• Given request:
Copy the data precisely, character for character, and leave out every picture.

START

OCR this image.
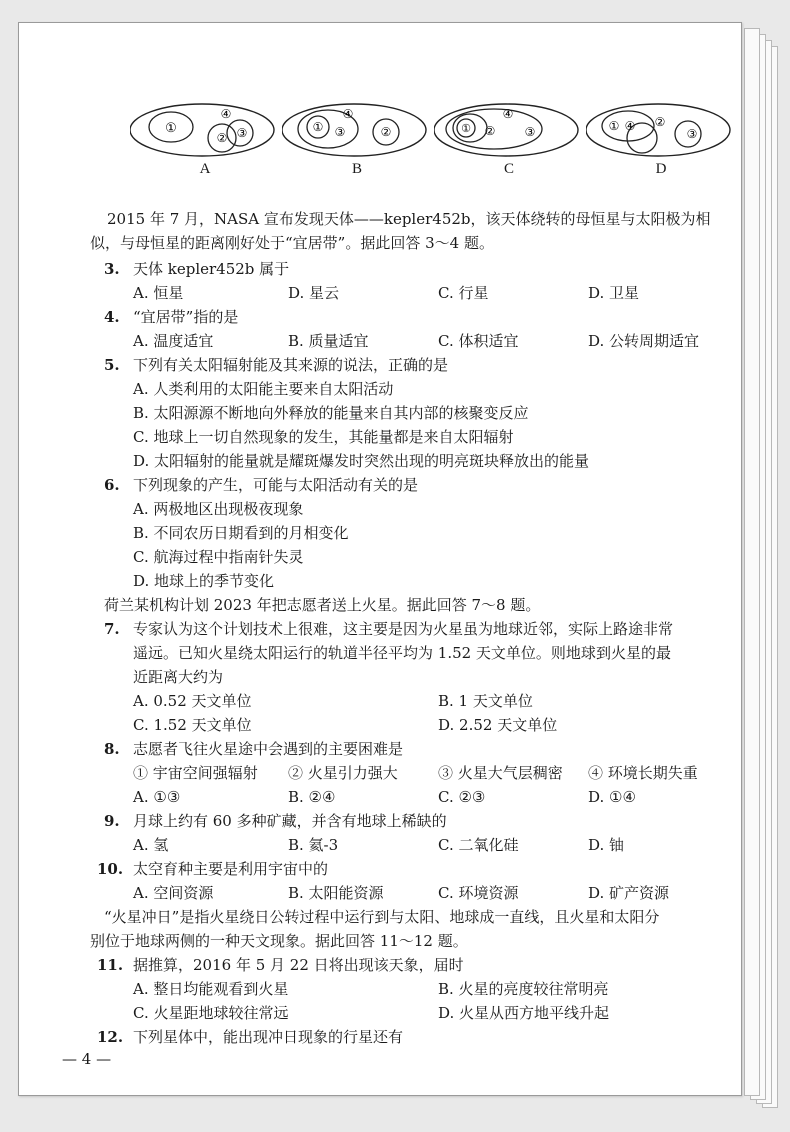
①
④
② ③
A
①
④
③	②
B
①
④
② ③
C
① ④ ②
③
D
2015 年 7 月，NASA 宣布发现天体——kepler452b，该天体绕转的母恒星与太阳极为相
似，与母恒星的距离刚好处于“宜居带”。据此回答 3～4 题。
3. 天体 kepler452b 属于
A. 恒星	D. 星云	C. 行星	D. 卫星
4. “宜居带”指的是
A. 温度适宜	B. 质量适宜	C. 体积适宜	D. 公转周期适宜
5. 下列有关太阳辐射能及其来源的说法，正确的是
A. 人类利用的太阳能主要来自太阳活动
B. 太阳源源不断地向外释放的能量来自其内部的核聚变反应
C. 地球上一切自然现象的发生，其能量都是来自太阳辐射
D. 太阳辐射的能量就是耀斑爆发时突然出现的明亮斑块释放出的能量
6. 下列现象的产生，可能与太阳活动有关的是
A. 两极地区出现极夜现象
B. 不同农历日期看到的月相变化
C. 航海过程中指南针失灵
D. 地球上的季节变化
荷兰某机构计划 2023 年把志愿者送上火星。据此回答 7～8 题。
7. 专家认为这个计划技术上很难，这主要是因为火星虽为地球近邻，实际上路途非常
遥远。已知火星绕太阳运行的轨道半径平均为 1.52 天文单位。则地球到火星的最
近距离大约为
A. 0.52 天文单位	B. 1 天文单位
C. 1.52 天文单位	D. 2.52 天文单位
8. 志愿者飞往火星途中会遇到的主要困难是
① 宇宙空间强辐射 ② 火星引力强大	③ 火星大气层稠密 ④ 环境长期失重
A. ①③	B. ②④	C. ②③	D. ①④
9. 月球上约有 60 多种矿藏，并含有地球上稀缺的
A. 氢	B. 氦-3	C. 二氧化硅	D. 铀
10. 太空育种主要是利用宇宙中的
A. 空间资源	B. 太阳能资源	C. 环境资源	D. 矿产资源
“火星冲日”是指火星绕日公转过程中运行到与太阳、地球成一直线，且火星和太阳分
别位于地球两侧的一种天文现象。据此回答 11～12 题。
11. 据推算，2016 年 5 月 22 日将出现该天象，届时
A. 整日均能观看到火星	B. 火星的亮度较往常明亮
C. 火星距地球较往常远	D. 火星从西方地平线升起
12. 下列星体中，能出现冲日现象的行星还有
— 4 —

END

• Complete answer:
OCR this image.
①
④
② ③
A
①
④
③	②
B
①
④
② ③
C
① ④ ②
③
D
2015 年 7 月，NASA 宣布发现天体——kepler452b，该天体绕转的母恒星与太阳极为相
似，与母恒星的距离刚好处于“宜居带”。据此回答 3～4 题。
3. 天体 kepler452b 属于
A. 恒星	D. 星云	C. 行星	D. 卫星
4. “宜居带”指的是
A. 温度适宜	B. 质量适宜	C. 体积适宜	D. 公转周期适宜
5. 下列有关太阳辐射能及其来源的说法，正确的是
A. 人类利用的太阳能主要来自太阳活动
B. 太阳源源不断地向外释放的能量来自其内部的核聚变反应
C. 地球上一切自然现象的发生，其能量都是来自太阳辐射
D. 太阳辐射的能量就是耀斑爆发时突然出现的明亮斑块释放出的能量
6. 下列现象的产生，可能与太阳活动有关的是
A. 两极地区出现极夜现象
B. 不同农历日期看到的月相变化
C. 航海过程中指南针失灵
D. 地球上的季节变化
荷兰某机构计划 2023 年把志愿者送上火星。据此回答 7～8 题。
7. 专家认为这个计划技术上很难，这主要是因为火星虽为地球近邻，实际上路途非常
遥远。已知火星绕太阳运行的轨道半径平均为 1.52 天文单位。则地球到火星的最
近距离大约为
A. 0.52 天文单位	B. 1 天文单位
C. 1.52 天文单位	D. 2.52 天文单位
8. 志愿者飞往火星途中会遇到的主要困难是
① 宇宙空间强辐射 ② 火星引力强大	③ 火星大气层稠密 ④ 环境长期失重
A. ①③	B. ②④	C. ②③	D. ①④
9. 月球上约有 60 多种矿藏，并含有地球上稀缺的
A. 氢	B. 氦-3	C. 二氧化硅	D. 铀
10. 太空育种主要是利用宇宙中的
A. 空间资源	B. 太阳能资源	C. 环境资源	D. 矿产资源
“火星冲日”是指火星绕日公转过程中运行到与太阳、地球成一直线，且火星和太阳分
别位于地球两侧的一种天文现象。据此回答 11～12 题。
11. 据推算，2016 年 5 月 22 日将出现该天象，届时
A. 整日均能观看到火星	B. 火星的亮度较往常明亮
C. 火星距地球较往常远	D. 火星从西方地平线升起
12. 下列星体中，能出现冲日现象的行星还有
— 4 —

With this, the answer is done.